Find the lines below that contain the string "court". Copy each one.

- - -

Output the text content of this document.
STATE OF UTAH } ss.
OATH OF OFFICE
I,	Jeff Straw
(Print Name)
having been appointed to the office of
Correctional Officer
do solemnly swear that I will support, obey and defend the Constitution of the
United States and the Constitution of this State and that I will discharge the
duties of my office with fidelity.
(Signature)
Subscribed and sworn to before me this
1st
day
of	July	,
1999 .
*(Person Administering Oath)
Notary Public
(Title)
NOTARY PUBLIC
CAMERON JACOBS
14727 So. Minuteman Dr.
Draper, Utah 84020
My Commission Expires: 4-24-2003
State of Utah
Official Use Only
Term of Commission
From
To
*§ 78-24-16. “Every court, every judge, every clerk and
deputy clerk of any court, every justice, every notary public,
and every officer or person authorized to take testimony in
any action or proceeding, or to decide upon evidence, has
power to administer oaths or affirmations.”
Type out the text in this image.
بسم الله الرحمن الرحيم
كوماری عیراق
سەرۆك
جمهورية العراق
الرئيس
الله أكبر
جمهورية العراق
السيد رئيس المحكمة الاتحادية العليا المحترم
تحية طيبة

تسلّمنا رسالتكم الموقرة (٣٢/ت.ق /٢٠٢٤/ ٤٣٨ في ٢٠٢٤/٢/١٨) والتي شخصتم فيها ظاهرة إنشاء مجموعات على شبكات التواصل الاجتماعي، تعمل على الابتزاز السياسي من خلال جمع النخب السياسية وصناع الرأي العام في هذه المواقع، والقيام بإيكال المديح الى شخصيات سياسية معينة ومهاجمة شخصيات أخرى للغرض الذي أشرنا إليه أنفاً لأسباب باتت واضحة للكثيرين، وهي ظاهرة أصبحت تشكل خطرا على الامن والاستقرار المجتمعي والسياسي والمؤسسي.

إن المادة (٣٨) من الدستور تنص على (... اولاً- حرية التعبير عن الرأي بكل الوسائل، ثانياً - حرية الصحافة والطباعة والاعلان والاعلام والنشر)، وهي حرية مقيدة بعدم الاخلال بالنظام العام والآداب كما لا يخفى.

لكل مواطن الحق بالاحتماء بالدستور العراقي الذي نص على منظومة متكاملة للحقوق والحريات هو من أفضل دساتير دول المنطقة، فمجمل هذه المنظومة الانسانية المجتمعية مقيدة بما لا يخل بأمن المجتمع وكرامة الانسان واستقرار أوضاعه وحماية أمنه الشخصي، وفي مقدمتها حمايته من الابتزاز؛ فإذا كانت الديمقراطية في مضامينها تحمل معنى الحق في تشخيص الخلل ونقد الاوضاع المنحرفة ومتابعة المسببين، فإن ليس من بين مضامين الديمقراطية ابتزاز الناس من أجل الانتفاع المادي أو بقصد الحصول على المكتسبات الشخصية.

- - -

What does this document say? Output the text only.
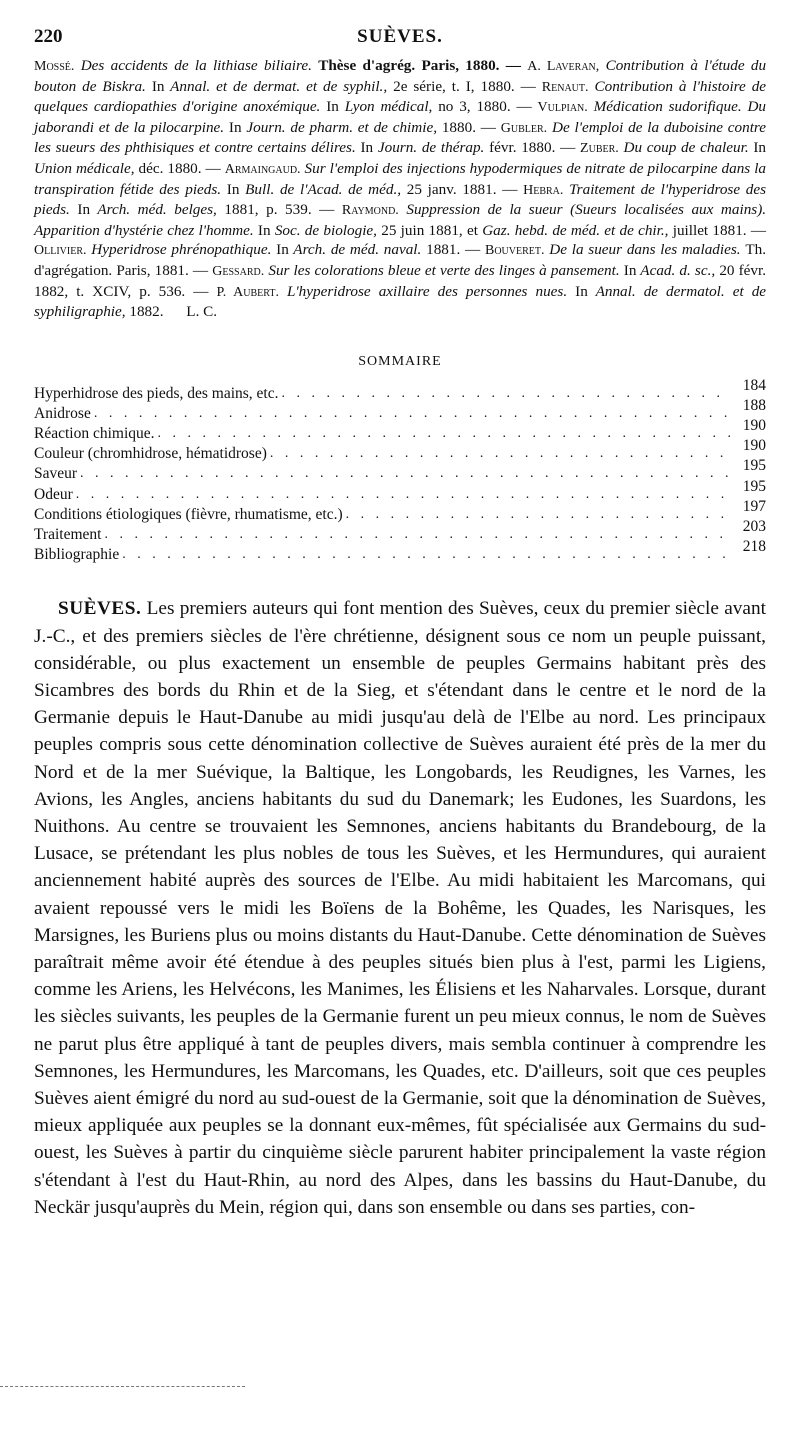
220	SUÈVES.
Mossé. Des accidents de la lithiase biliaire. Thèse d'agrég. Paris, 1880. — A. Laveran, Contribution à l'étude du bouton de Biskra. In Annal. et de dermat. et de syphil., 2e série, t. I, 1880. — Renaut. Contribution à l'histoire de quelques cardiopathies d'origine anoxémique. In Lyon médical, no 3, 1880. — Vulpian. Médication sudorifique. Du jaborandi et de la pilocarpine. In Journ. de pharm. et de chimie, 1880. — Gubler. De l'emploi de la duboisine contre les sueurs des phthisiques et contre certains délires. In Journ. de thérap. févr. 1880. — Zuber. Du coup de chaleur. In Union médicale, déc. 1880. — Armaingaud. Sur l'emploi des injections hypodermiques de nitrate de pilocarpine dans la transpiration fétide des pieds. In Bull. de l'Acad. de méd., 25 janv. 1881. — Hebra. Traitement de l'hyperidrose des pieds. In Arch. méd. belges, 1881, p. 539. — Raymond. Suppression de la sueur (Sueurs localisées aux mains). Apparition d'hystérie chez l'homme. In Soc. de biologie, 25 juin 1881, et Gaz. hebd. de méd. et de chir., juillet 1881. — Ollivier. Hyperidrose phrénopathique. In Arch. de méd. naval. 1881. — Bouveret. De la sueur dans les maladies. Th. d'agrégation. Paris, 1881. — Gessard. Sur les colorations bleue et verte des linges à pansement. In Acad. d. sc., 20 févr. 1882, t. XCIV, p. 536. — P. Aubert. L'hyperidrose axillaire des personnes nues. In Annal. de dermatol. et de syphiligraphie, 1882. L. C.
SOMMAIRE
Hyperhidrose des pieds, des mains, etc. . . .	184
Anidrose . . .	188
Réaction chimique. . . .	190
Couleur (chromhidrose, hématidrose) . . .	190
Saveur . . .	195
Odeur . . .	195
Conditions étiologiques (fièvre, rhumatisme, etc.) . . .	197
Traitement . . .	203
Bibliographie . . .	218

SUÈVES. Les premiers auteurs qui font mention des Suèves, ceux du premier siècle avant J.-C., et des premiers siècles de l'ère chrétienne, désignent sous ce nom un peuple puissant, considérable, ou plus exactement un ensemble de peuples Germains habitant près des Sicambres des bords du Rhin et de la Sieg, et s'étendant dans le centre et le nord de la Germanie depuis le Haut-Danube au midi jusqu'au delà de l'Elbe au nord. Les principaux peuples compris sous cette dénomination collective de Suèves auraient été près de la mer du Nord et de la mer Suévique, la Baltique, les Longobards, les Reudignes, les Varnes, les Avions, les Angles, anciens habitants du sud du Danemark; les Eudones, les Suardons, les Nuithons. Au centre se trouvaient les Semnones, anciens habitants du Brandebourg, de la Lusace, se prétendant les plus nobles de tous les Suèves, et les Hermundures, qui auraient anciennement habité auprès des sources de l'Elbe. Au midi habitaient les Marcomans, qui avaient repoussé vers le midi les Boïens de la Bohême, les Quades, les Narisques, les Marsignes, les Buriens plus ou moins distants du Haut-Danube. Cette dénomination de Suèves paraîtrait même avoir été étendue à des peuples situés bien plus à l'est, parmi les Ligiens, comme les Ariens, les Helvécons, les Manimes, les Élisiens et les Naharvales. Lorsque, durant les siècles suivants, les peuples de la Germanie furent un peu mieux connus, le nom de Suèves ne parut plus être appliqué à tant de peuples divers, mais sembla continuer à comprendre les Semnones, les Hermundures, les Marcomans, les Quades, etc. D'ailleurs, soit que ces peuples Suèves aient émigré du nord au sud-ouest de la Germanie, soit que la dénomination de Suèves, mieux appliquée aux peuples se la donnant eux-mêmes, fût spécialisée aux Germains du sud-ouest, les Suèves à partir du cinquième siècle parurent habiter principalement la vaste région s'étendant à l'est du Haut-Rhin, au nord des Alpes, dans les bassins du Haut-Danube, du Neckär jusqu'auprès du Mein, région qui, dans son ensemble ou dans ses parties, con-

- - -

**Full output:**
*§ 78-24-16. “Every court, every judge, every clerk and
deputy clerk of any court, every justice, every notary public,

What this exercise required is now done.